#### PROBLEM TO WORK ON:
Filter this material down to the lines that hold "marker", copying each one.

-- Start MATERIAL PROVIDED --

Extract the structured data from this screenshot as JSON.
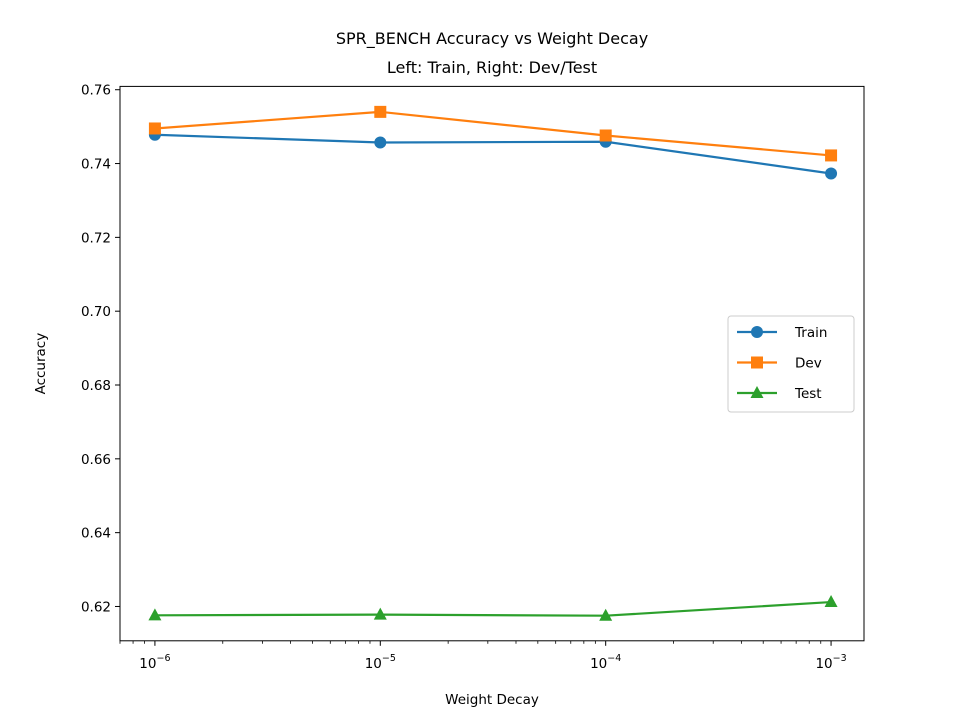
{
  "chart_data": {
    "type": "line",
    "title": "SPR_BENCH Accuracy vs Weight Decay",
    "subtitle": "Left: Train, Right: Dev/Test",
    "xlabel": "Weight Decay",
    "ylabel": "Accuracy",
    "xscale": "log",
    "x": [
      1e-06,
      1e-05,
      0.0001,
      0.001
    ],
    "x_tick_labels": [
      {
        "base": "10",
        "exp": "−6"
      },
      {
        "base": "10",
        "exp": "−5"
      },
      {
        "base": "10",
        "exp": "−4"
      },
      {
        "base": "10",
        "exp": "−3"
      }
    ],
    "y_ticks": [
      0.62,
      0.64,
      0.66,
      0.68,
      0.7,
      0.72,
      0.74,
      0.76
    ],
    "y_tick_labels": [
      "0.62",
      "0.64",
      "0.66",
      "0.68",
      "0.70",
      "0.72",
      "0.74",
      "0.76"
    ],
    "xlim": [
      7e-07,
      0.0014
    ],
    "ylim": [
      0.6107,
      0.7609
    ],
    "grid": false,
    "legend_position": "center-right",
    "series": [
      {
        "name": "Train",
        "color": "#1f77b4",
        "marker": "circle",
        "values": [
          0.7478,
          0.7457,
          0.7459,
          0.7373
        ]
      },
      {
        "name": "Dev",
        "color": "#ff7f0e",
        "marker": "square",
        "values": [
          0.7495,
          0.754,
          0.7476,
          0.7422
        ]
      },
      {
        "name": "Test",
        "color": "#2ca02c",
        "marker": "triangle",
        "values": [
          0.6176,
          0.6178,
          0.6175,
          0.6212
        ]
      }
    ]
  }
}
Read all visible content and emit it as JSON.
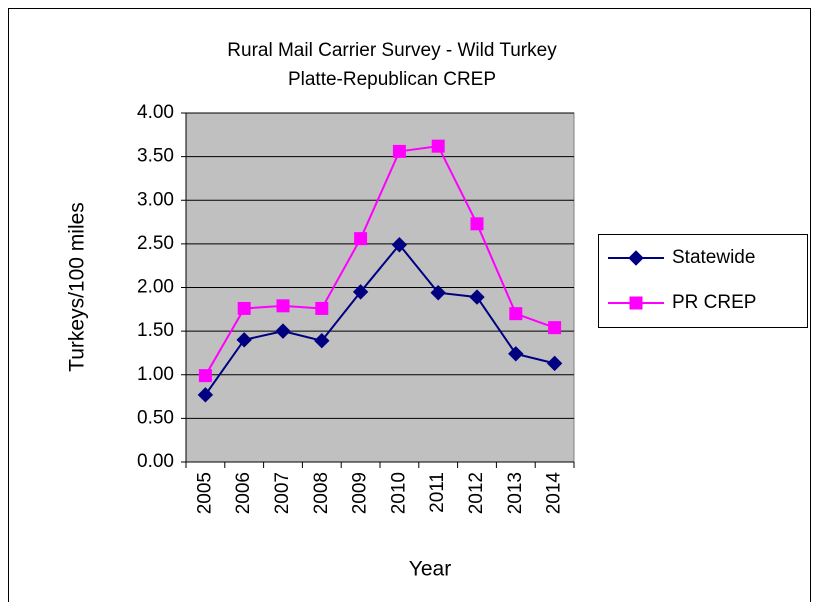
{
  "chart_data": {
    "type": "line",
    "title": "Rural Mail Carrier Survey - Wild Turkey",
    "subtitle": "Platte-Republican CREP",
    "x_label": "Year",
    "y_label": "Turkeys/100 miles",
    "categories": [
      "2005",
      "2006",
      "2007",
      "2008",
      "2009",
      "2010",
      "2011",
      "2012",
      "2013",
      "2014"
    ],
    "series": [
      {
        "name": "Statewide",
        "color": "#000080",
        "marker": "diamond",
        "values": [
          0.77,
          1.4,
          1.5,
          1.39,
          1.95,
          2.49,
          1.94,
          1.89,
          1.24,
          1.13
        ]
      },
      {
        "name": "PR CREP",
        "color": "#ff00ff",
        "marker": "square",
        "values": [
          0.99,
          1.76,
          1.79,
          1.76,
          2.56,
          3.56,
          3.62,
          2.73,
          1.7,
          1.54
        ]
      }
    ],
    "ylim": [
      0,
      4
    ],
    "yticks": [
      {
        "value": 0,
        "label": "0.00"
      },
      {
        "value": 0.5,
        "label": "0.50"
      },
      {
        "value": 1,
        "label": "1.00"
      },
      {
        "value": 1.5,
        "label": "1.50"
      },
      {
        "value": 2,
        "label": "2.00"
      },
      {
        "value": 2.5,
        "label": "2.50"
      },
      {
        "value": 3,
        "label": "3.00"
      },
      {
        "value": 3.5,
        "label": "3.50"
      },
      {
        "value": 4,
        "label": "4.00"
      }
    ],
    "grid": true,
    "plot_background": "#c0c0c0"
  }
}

-- End MATERIAL PROVIDED --
-- Start MATERIAL PROVIDED --

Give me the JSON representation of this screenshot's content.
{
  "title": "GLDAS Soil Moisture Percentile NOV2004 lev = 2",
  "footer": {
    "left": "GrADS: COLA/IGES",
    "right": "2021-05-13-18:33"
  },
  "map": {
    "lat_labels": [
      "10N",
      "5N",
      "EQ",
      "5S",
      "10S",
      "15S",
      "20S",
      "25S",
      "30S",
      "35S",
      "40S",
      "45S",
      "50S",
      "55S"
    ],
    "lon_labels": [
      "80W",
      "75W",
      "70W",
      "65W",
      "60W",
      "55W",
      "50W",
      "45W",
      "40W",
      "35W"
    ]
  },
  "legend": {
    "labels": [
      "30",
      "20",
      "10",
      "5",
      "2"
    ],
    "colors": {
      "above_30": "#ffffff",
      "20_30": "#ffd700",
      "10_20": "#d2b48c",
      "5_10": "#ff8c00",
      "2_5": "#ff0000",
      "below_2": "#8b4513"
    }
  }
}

-- End MATERIAL PROVIDED --

#### RESULT BELOW:
        "marker": "circle",
        "marker": "square",
        "marker": "triangle",
        "marker": "diamond",
        "marker": "square",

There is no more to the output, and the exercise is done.